**** Data for this exercise ****
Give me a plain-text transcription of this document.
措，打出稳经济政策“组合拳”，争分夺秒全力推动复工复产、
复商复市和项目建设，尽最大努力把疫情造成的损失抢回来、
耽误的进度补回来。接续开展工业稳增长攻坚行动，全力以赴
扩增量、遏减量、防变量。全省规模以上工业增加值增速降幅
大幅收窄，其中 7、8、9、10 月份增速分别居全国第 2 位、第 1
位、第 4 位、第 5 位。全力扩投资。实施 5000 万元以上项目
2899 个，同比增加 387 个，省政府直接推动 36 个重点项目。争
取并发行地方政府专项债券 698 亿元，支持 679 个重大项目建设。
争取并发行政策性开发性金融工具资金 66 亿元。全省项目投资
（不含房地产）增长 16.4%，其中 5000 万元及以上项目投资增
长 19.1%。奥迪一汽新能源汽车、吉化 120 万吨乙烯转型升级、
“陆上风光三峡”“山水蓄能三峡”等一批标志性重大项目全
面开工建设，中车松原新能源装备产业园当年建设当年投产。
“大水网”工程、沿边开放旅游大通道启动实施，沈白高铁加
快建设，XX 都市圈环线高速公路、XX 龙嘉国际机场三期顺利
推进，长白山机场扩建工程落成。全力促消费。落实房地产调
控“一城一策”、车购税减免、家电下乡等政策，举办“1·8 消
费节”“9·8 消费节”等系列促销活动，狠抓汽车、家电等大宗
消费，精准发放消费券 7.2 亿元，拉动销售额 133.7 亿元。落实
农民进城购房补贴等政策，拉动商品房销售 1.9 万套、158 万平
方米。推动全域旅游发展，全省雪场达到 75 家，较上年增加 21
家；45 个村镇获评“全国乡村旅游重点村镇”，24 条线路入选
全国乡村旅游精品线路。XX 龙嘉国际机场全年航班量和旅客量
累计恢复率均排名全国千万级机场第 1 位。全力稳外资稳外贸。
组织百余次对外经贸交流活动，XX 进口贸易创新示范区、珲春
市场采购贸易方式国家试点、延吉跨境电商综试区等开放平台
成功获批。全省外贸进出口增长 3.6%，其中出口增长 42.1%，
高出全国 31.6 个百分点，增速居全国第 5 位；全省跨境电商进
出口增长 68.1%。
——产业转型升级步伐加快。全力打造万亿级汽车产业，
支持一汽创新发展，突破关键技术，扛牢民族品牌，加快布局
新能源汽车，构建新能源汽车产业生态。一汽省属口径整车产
****
**** Data for this exercise ****
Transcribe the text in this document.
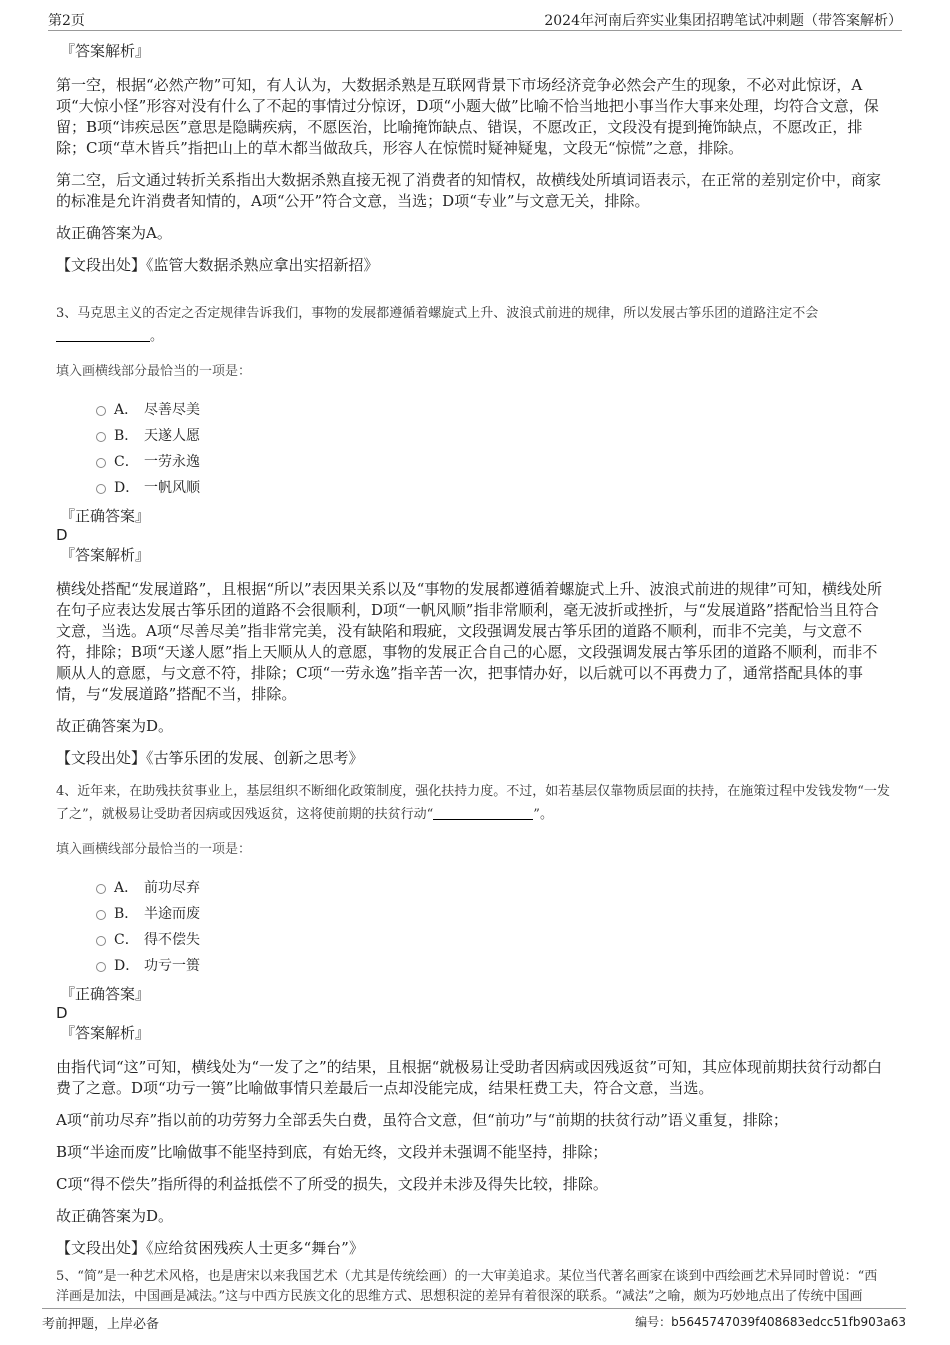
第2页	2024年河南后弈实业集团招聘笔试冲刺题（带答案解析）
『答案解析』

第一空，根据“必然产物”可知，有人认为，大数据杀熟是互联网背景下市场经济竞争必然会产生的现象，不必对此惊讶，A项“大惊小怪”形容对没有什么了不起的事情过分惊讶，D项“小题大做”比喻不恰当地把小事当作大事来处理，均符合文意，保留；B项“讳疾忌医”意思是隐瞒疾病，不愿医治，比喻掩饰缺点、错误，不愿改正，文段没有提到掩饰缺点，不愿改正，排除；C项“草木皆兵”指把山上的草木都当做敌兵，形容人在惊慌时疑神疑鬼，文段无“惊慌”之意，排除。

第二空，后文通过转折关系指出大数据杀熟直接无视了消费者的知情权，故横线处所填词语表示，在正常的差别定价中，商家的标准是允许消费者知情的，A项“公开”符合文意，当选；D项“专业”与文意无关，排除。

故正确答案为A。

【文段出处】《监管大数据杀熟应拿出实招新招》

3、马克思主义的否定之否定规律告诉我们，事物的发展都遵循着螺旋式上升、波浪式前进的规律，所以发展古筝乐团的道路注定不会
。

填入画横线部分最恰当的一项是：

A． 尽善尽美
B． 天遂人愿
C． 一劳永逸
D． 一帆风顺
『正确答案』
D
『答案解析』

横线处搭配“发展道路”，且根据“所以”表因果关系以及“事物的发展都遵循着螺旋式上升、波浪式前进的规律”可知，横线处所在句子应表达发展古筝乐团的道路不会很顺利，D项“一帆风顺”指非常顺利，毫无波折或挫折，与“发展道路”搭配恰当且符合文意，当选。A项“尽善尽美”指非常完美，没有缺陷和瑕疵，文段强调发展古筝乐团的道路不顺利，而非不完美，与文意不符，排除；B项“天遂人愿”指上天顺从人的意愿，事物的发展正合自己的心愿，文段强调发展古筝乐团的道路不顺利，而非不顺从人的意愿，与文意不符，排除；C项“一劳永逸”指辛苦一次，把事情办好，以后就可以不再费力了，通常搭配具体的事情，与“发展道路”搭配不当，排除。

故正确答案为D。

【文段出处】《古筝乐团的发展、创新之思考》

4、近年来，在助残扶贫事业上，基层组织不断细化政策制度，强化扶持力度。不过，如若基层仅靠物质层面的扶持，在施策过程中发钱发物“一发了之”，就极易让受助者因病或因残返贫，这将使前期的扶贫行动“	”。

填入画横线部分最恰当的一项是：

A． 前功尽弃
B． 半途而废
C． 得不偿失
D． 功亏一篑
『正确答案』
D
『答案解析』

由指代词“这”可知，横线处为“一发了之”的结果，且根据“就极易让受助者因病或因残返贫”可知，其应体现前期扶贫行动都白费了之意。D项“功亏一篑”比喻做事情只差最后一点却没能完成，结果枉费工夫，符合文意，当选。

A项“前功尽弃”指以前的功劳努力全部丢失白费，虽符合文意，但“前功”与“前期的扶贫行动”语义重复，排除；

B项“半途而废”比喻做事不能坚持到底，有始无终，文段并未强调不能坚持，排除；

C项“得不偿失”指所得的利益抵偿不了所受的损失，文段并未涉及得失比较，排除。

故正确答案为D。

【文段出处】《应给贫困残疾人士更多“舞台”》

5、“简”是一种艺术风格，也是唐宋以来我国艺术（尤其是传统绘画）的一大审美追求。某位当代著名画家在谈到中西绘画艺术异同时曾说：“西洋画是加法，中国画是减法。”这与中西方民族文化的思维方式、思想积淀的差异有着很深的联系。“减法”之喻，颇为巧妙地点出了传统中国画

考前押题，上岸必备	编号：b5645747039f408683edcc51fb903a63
****
Write down only the number of lines that contain the string "一发了之" in the listing.

- Full output: 2